What the task requires
Repeat the entries that follow verbatim, without any of their pictures.

Dataset items
====
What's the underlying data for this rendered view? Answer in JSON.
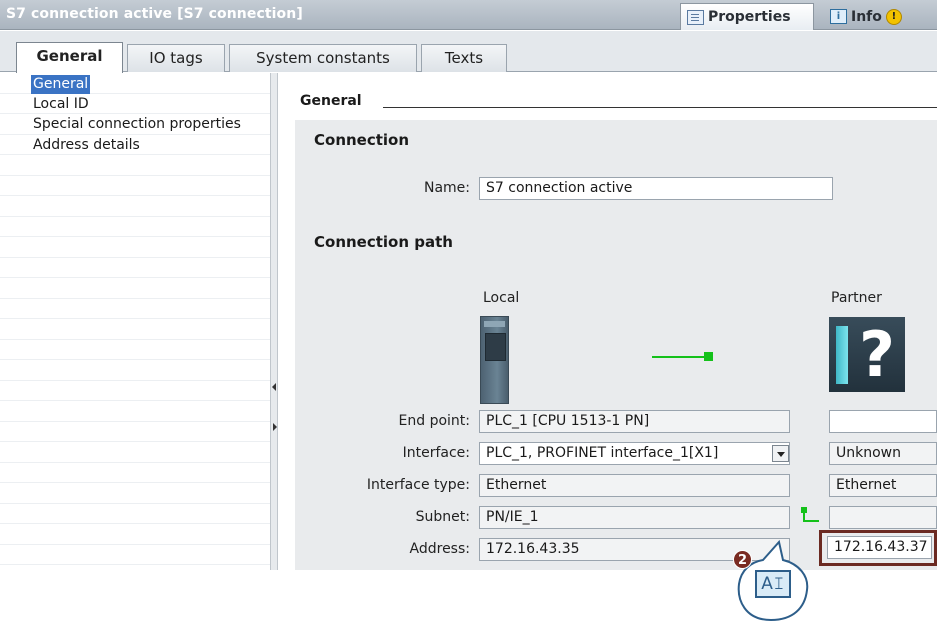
{
  "window": {
    "title": "S7 connection active [S7 connection]",
    "panel_tabs": [
      {
        "label": "Properties",
        "icon": "properties-icon"
      },
      {
        "label": "Info",
        "icon": "info-icon"
      }
    ]
  },
  "tabs": [
    {
      "label": "General",
      "active": true
    },
    {
      "label": "IO tags"
    },
    {
      "label": "System constants"
    },
    {
      "label": "Texts"
    }
  ],
  "nav": [
    {
      "label": "General",
      "selected": true
    },
    {
      "label": "Local ID"
    },
    {
      "label": "Special connection properties"
    },
    {
      "label": "Address details"
    }
  ],
  "content": {
    "section_title": "General",
    "connection": {
      "heading": "Connection",
      "name_label": "Name:",
      "name_value": "S7 connection active"
    },
    "path": {
      "heading": "Connection path",
      "local_label": "Local",
      "partner_label": "Partner",
      "rows": {
        "end_point": {
          "label": "End point:",
          "local": "PLC_1 [CPU 1513-1 PN]",
          "partner": ""
        },
        "interface": {
          "label": "Interface:",
          "local": "PLC_1, PROFINET interface_1[X1]",
          "partner": "Unknown"
        },
        "interface_type": {
          "label": "Interface type:",
          "local": "Ethernet",
          "partner": "Ethernet"
        },
        "subnet": {
          "label": "Subnet:",
          "local": "PN/IE_1",
          "partner": ""
        },
        "address": {
          "label": "Address:",
          "local": "172.16.43.35",
          "partner": "172.16.43.37"
        }
      }
    }
  },
  "callout": {
    "step": "2",
    "button_text": "A𝙸"
  },
  "colors": {
    "highlight_border": "#6b2a22",
    "selection": "#3a73c4",
    "connection_green": "#14c11a",
    "badge": "#7a2b22"
  }
}
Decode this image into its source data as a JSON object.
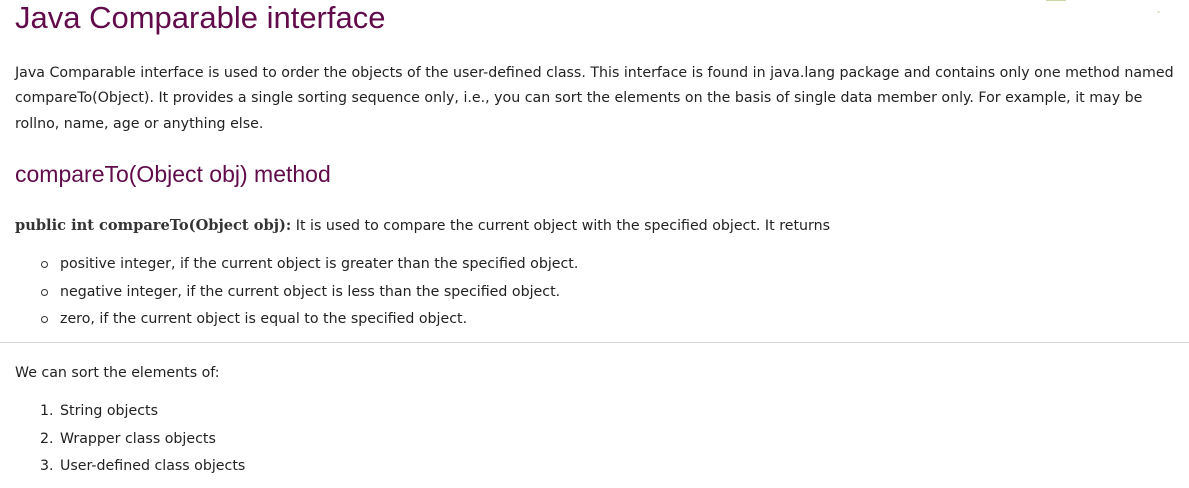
{
  "article": {
    "title": "Java Comparable interface",
    "intro": "Java Comparable interface is used to order the objects of the user-defined class. This interface is found in java.lang package and contains only one method named compareTo(Object). It provides a single sorting sequence only, i.e., you can sort the elements on the basis of single data member only. For example, it may be rollno, name, age or anything else.",
    "method_heading": "compareTo(Object obj) method",
    "method_signature": "public int compareTo(Object obj):",
    "method_description": " It is used to compare the current object with the specified object. It returns",
    "returns": [
      "positive integer, if the current object is greater than the specified object.",
      "negative integer, if the current object is less than the specified object.",
      "zero, if the current object is equal to the specified object."
    ],
    "sort_intro": "We can sort the elements of:",
    "sortable": [
      {
        "num": "1.",
        "label": "String objects"
      },
      {
        "num": "2.",
        "label": "Wrapper class objects"
      },
      {
        "num": "3.",
        "label": "User-defined class objects"
      }
    ]
  },
  "colors": {
    "heading": "#610b4b",
    "text": "#222222",
    "divider": "#d4d4d4"
  }
}
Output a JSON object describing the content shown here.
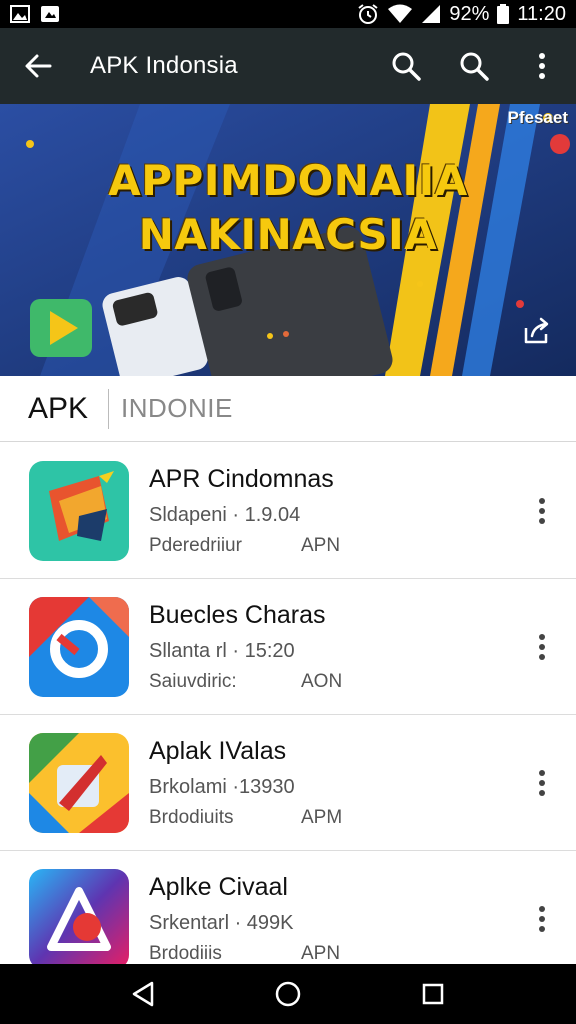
{
  "status_bar": {
    "battery": "92%",
    "time": "11:20",
    "icons": [
      "gallery-icon",
      "android-debug-icon",
      "alarm-icon",
      "wifi-icon",
      "signal-icon",
      "battery-icon"
    ]
  },
  "app_bar": {
    "title": "APK Indonsia",
    "icons": [
      "back-arrow-icon",
      "search-icon",
      "search-icon",
      "more-vert-icon"
    ]
  },
  "banner": {
    "line1": "APPIMDONAIIA",
    "line2": "NAKINACSIA",
    "tag": "Pfesaet"
  },
  "section": {
    "label": "APK",
    "sub": "INDONIE"
  },
  "apps": [
    {
      "name": "APR Cindomnas",
      "meta": "Sldapeni · 1.9.04",
      "category": "Pderedriiur",
      "type": "APN"
    },
    {
      "name": "Buecles Charas",
      "meta": "Sllanta rl · 15:20",
      "category": "Saiuvdiric:",
      "type": "AON"
    },
    {
      "name": "Aplak IValas",
      "meta": "Brkolami ·13930",
      "category": "Brdodiuits",
      "type": "APM"
    },
    {
      "name": "Aplke Civaal",
      "meta": "Srkentarl · 499K",
      "category": "Brdodiiis",
      "type": "APN"
    }
  ],
  "colors": {
    "app_bar": "#222a2c",
    "banner_bg": "#1a3576",
    "banner_text": "#f6c90e"
  }
}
====
Output for this exercise
What's the underlying data for this rendered view? Answer in JSON.
{
  "window": {
    "title": "S7 connection active [S7 connection]",
    "panel_tabs": [
      {
        "label": "Properties",
        "icon": "properties-icon"
      },
      {
        "label": "Info",
        "icon": "info-icon"
      }
    ]
  },
  "tabs": [
    {
      "label": "General",
      "active": true
    },
    {
      "label": "IO tags"
    },
    {
      "label": "System constants"
    },
    {
      "label": "Texts"
    }
  ],
  "nav": [
    {
      "label": "General",
      "selected": true
    },
    {
      "label": "Local ID"
    },
    {
      "label": "Special connection properties"
    },
    {
      "label": "Address details"
    }
  ],
  "content": {
    "section_title": "General",
    "connection": {
      "heading": "Connection",
      "name_label": "Name:",
      "name_value": "S7 connection active"
    },
    "path": {
      "heading": "Connection path",
      "local_label": "Local",
      "partner_label": "Partner",
      "rows": {
        "end_point": {
          "label": "End point:",
          "local": "PLC_1 [CPU 1513-1 PN]",
          "partner": ""
        },
        "interface": {
          "label": "Interface:",
          "local": "PLC_1, PROFINET interface_1[X1]",
          "partner": "Unknown"
        },
        "interface_type": {
          "label": "Interface type:",
          "local": "Ethernet",
          "partner": "Ethernet"
        },
        "subnet": {
          "label": "Subnet:",
          "local": "PN/IE_1",
          "partner": ""
        },
        "address": {
          "label": "Address:",
          "local": "172.16.43.35",
          "partner": "172.16.43.37"
        }
      }
    }
  },
  "callout": {
    "step": "2",
    "button_text": "A𝙸"
  },
  "colors": {
    "highlight_border": "#6b2a22",
    "selection": "#3a73c4",
    "connection_green": "#14c11a",
    "badge": "#7a2b22"
  }
}
Decode this image into its source data as a JSON object.
{
  "article": {
    "title": "Java Comparable interface",
    "intro": "Java Comparable interface is used to order the objects of the user-defined class. This interface is found in java.lang package and contains only one method named compareTo(Object). It provides a single sorting sequence only, i.e., you can sort the elements on the basis of single data member only. For example, it may be rollno, name, age or anything else.",
    "method_heading": "compareTo(Object obj) method",
    "method_signature": "public int compareTo(Object obj):",
    "method_description": " It is used to compare the current object with the specified object. It returns",
    "returns": [
      "positive integer, if the current object is greater than the specified object.",
      "negative integer, if the current object is less than the specified object.",
      "zero, if the current object is equal to the specified object."
    ],
    "sort_intro": "We can sort the elements of:",
    "sortable": [
      {
        "num": "1.",
        "label": "String objects"
      },
      {
        "num": "2.",
        "label": "Wrapper class objects"
      },
      {
        "num": "3.",
        "label": "User-defined class objects"
      }
    ]
  },
  "colors": {
    "heading": "#610b4b",
    "text": "#222222",
    "divider": "#d4d4d4"
  }
}
Output a JSON object describing the content shown here.
{
  "status_bar": {
    "battery": "92%",
    "time": "11:20",
    "icons": [
      "gallery-icon",
      "android-debug-icon",
      "alarm-icon",
      "wifi-icon",
      "signal-icon",
      "battery-icon"
    ]
  },
  "app_bar": {
    "title": "APK Indonsia",
    "icons": [
      "back-arrow-icon",
      "search-icon",
      "search-icon",
      "more-vert-icon"
    ]
  },
  "banner": {
    "line1": "APPIMDONAIIA",
    "line2": "NAKINACSIA",
    "tag": "Pfesaet"
  },
  "section": {
    "label": "APK",
    "sub": "INDONIE"
  },
  "apps": [
    {
      "name": "APR Cindomnas",
      "meta": "Sldapeni · 1.9.04",
      "category": "Pderedriiur",
      "type": "APN"
    },
    {
      "name": "Buecles Charas",
      "meta": "Sllanta rl · 15:20",
      "category": "Saiuvdiric:",
      "type": "AON"
    },
    {
      "name": "Aplak IValas",
      "meta": "Brkolami ·13930",
      "category": "Brdodiuits",
      "type": "APM"
    },
    {
      "name": "Aplke Civaal",
      "meta": "Srkentarl · 499K",
      "category": "Brdodiiis",
      "type": "APN"
    }
  ],
  "colors": {
    "app_bar": "#222a2c",
    "banner_bg": "#1a3576",
    "banner_text": "#f6c90e"
  }
}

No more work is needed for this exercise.